Work to be completed - Drop all images and give the records again exactly.

START Recorded information

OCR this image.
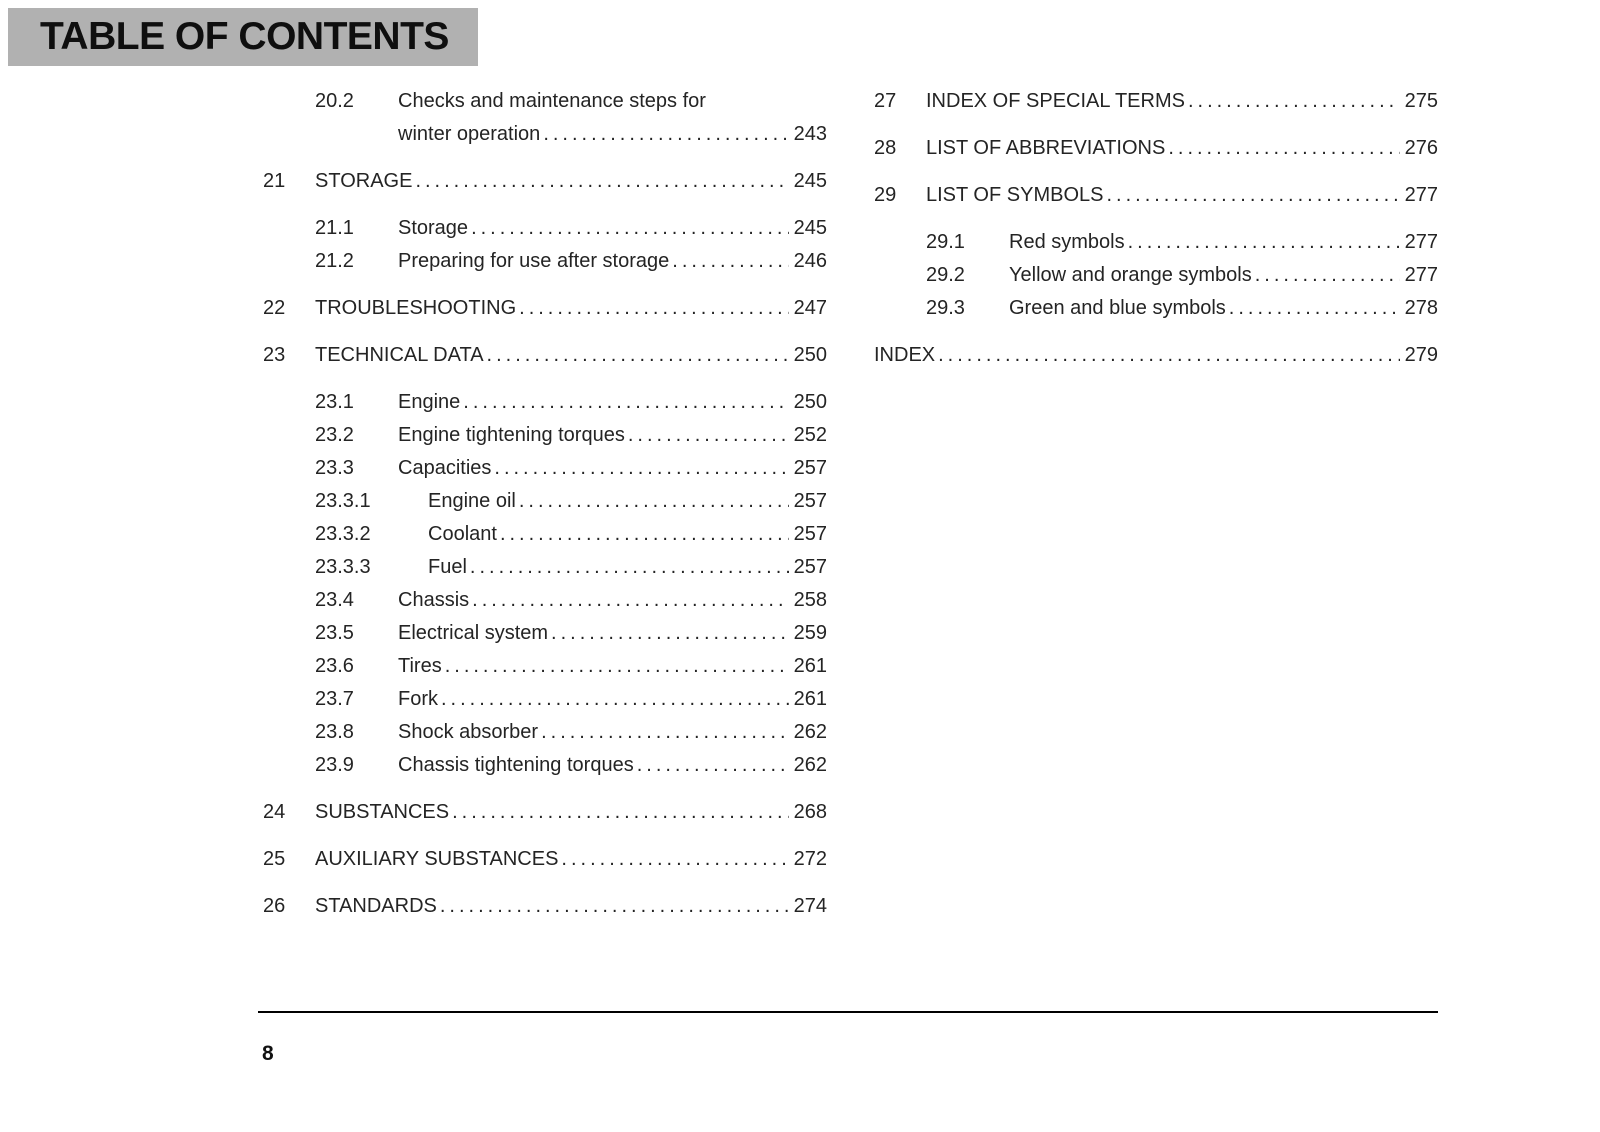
TABLE OF CONTENTS
20.2	Checks and maintenance steps for
winter operation .....	243
21	STORAGE .....	245
21.1	Storage .....	245
21.2	Preparing for use after storage .....	246
22	TROUBLESHOOTING .....	247
23	TECHNICAL DATA .....	250
23.1	Engine .....	250
23.2	Engine tightening torques .....	252
23.3	Capacities .....	257
23.3.1	Engine oil .....	257
23.3.2	Coolant .....	257
23.3.3	Fuel .....	257
23.4	Chassis .....	258
23.5	Electrical system .....	259
23.6	Tires .....	261
23.7	Fork .....	261
23.8	Shock absorber .....	262
23.9	Chassis tightening torques .....	262
24	SUBSTANCES .....	268
25	AUXILIARY SUBSTANCES .....	272
26	STANDARDS .....	274
27	INDEX OF SPECIAL TERMS .....	275
28	LIST OF ABBREVIATIONS .....	276
29	LIST OF SYMBOLS .....	277
29.1	Red symbols .....	277
29.2	Yellow and orange symbols .....	277
29.3	Green and blue symbols .....	278
INDEX .....	279
8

END Recorded information

Exercise solution -
OCR this image.
TABLE OF CONTENTS
20.2	Checks and maintenance steps for
winter operation .....	243
21	STORAGE .....	245
21.1	Storage .....	245
21.2	Preparing for use after storage .....	246
22	TROUBLESHOOTING .....	247
23	TECHNICAL DATA .....	250
23.1	Engine .....	250
23.2	Engine tightening torques .....	252
23.3	Capacities .....	257
23.3.1	Engine oil .....	257
23.3.2	Coolant .....	257
23.3.3	Fuel .....	257
23.4	Chassis .....	258
23.5	Electrical system .....	259
23.6	Tires .....	261
23.7	Fork .....	261
23.8	Shock absorber .....	262
23.9	Chassis tightening torques .....	262
24	SUBSTANCES .....	268
25	AUXILIARY SUBSTANCES .....	272
26	STANDARDS .....	274
27	INDEX OF SPECIAL TERMS .....	275
28	LIST OF ABBREVIATIONS .....	276
29	LIST OF SYMBOLS .....	277
29.1	Red symbols .....	277
29.2	Yellow and orange symbols .....	277
29.3	Green and blue symbols .....	278
INDEX .....	279
8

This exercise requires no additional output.